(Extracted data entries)
• • • •
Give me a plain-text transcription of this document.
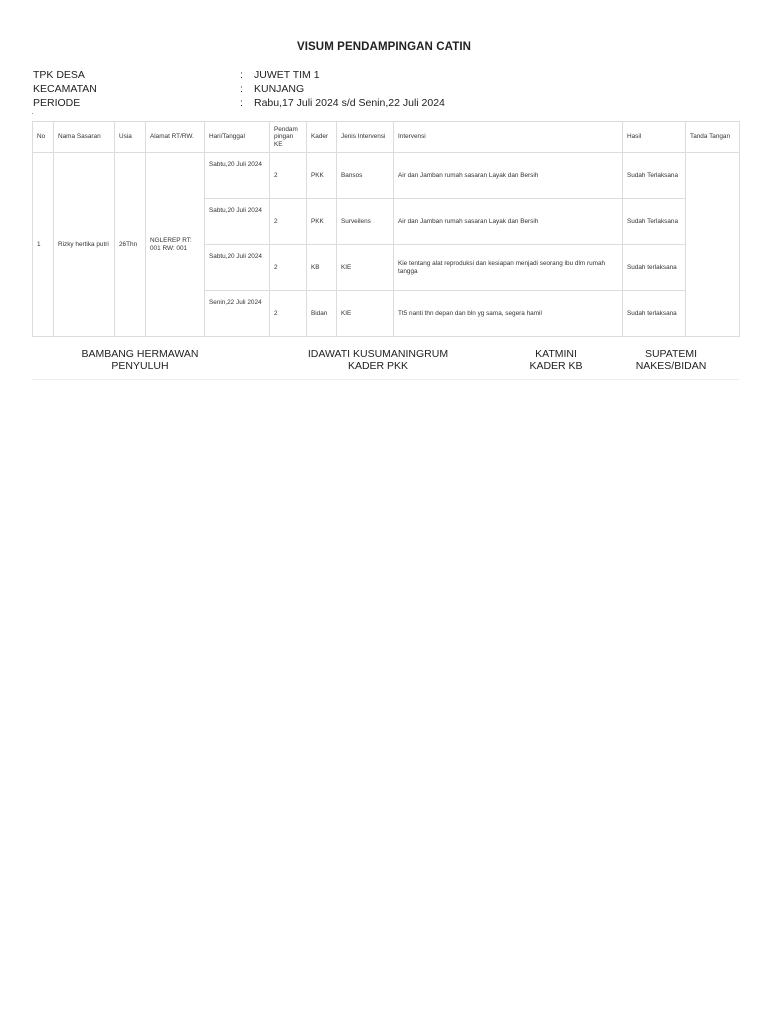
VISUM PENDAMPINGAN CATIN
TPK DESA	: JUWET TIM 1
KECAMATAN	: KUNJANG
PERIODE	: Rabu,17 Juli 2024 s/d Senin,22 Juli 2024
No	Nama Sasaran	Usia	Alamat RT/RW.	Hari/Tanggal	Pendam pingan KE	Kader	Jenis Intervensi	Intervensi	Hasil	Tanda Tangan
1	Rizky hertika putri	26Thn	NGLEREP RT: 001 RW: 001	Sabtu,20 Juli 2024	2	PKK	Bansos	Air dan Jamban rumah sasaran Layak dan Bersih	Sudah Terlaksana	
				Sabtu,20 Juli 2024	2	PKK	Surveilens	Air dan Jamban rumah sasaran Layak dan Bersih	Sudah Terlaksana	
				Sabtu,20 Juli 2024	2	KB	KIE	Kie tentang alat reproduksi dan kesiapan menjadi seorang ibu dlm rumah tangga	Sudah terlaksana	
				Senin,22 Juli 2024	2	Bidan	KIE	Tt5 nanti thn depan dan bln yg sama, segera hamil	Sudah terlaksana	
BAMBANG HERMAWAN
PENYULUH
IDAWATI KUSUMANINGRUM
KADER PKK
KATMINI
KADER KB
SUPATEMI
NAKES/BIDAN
• • • •
* **DIRECTIONS FOR THIS TASK**
Repeat all the data as it stands, dropping any images it holds.

* **COMPLETE RESPONSE**
Give me a plain-text transcription of this document.
VISUM PENDAMPINGAN CATIN
TPK DESA	: JUWET TIM 1
KECAMATAN	: KUNJANG
PERIODE	: Rabu,17 Juli 2024 s/d Senin,22 Juli 2024
No	Nama Sasaran	Usia	Alamat RT/RW.	Hari/Tanggal	Pendam pingan KE	Kader	Jenis Intervensi	Intervensi	Hasil	Tanda Tangan
1	Rizky hertika putri	26Thn	NGLEREP RT: 001 RW: 001	Sabtu,20 Juli 2024	2	PKK	Bansos	Air dan Jamban rumah sasaran Layak dan Bersih	Sudah Terlaksana	
				Sabtu,20 Juli 2024	2	PKK	Surveilens	Air dan Jamban rumah sasaran Layak dan Bersih	Sudah Terlaksana	
				Sabtu,20 Juli 2024	2	KB	KIE	Kie tentang alat reproduksi dan kesiapan menjadi seorang ibu dlm rumah tangga	Sudah terlaksana	
				Senin,22 Juli 2024	2	Bidan	KIE	Tt5 nanti thn depan dan bln yg sama, segera hamil	Sudah terlaksana	
BAMBANG HERMAWAN
PENYULUH
IDAWATI KUSUMANINGRUM
KADER PKK
KATMINI
KADER KB
SUPATEMI
NAKES/BIDAN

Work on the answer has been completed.